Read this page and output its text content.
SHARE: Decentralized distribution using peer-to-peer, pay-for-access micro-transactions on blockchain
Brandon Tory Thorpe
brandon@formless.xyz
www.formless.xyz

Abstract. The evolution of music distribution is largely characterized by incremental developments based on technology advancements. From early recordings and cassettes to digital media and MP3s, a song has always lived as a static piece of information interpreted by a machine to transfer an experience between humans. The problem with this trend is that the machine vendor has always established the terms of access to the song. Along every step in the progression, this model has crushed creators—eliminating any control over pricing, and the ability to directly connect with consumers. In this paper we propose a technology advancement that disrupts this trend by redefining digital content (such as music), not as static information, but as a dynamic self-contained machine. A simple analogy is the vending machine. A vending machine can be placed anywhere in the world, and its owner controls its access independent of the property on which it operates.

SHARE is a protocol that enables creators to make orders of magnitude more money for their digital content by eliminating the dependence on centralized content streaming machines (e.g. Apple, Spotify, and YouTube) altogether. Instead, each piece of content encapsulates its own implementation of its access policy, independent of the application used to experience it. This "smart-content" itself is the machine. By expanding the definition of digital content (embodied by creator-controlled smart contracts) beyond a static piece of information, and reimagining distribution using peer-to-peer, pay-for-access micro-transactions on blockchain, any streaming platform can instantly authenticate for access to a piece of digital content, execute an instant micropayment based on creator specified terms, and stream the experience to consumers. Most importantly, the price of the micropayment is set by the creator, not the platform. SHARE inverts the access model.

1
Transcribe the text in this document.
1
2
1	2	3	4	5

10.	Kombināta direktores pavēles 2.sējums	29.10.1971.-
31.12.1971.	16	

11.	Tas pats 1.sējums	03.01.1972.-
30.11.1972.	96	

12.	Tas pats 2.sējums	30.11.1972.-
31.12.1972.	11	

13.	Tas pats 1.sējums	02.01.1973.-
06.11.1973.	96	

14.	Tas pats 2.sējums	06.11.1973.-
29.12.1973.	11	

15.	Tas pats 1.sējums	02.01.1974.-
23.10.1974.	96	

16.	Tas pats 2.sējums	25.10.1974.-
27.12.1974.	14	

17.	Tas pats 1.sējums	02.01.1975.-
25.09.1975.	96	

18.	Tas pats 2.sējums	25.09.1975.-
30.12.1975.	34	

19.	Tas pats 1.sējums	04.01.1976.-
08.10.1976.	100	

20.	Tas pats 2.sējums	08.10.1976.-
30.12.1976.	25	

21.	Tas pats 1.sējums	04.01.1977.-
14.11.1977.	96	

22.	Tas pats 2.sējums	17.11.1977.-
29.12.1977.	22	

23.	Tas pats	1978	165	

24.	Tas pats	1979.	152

· · · · · · ·

» **Short exercise**: Retype the records that precede this task, keeping them exactly the same.

» **Written answer**:
Read this page and output its text content.
SHARE: Decentralized distribution using peer-to-peer, pay-for-access micro-transactions on blockchain
Brandon Tory Thorpe
brandon@formless.xyz
www.formless.xyz

Abstract. The evolution of music distribution is largely characterized by incremental developments based on technology advancements. From early recordings and cassettes to digital media and MP3s, a song has always lived as a static piece of information interpreted by a machine to transfer an experience between humans. The problem with this trend is that the machine vendor has always established the terms of access to the song. Along every step in the progression, this model has crushed creators—eliminating any control over pricing, and the ability to directly connect with consumers. In this paper we propose a technology advancement that disrupts this trend by redefining digital content (such as music), not as static information, but as a dynamic self-contained machine. A simple analogy is the vending machine. A vending machine can be placed anywhere in the world, and its owner controls its access independent of the property on which it operates.

SHARE is a protocol that enables creators to make orders of magnitude more money for their digital content by eliminating the dependence on centralized content streaming machines (e.g. Apple, Spotify, and YouTube) altogether. Instead, each piece of content encapsulates its own implementation of its access policy, independent of the application used to experience it. This "smart-content" itself is the machine. By expanding the definition of digital content (embodied by creator-controlled smart contracts) beyond a static piece of information, and reimagining distribution using peer-to-peer, pay-for-access micro-transactions on blockchain, any streaming platform can instantly authenticate for access to a piece of digital content, execute an instant micropayment based on creator specified terms, and stream the experience to consumers. Most importantly, the price of the micropayment is set by the creator, not the platform. SHARE inverts the access model.

1
Transcribe the text in this document.
1
2
1	2	3	4	5

10.	Kombināta direktores pavēles 2.sējums	29.10.1971.-
31.12.1971.	16	

11.	Tas pats 1.sējums	03.01.1972.-
30.11.1972.	96	

12.	Tas pats 2.sējums	30.11.1972.-
31.12.1972.	11	

13.	Tas pats 1.sējums	02.01.1973.-
06.11.1973.	96	

14.	Tas pats 2.sējums	06.11.1973.-
29.12.1973.	11	

15.	Tas pats 1.sējums	02.01.1974.-
23.10.1974.	96	

16.	Tas pats 2.sējums	25.10.1974.-
27.12.1974.	14	

17.	Tas pats 1.sējums	02.01.1975.-
25.09.1975.	96	

18.	Tas pats 2.sējums	25.09.1975.-
30.12.1975.	34	

19.	Tas pats 1.sējums	04.01.1976.-
08.10.1976.	100	

20.	Tas pats 2.sējums	08.10.1976.-
30.12.1976.	25	

21.	Tas pats 1.sējums	04.01.1977.-
14.11.1977.	96	

22.	Tas pats 2.sējums	17.11.1977.-
29.12.1977.	22	

23.	Tas pats	1978	165	

24.	Tas pats	1979.	152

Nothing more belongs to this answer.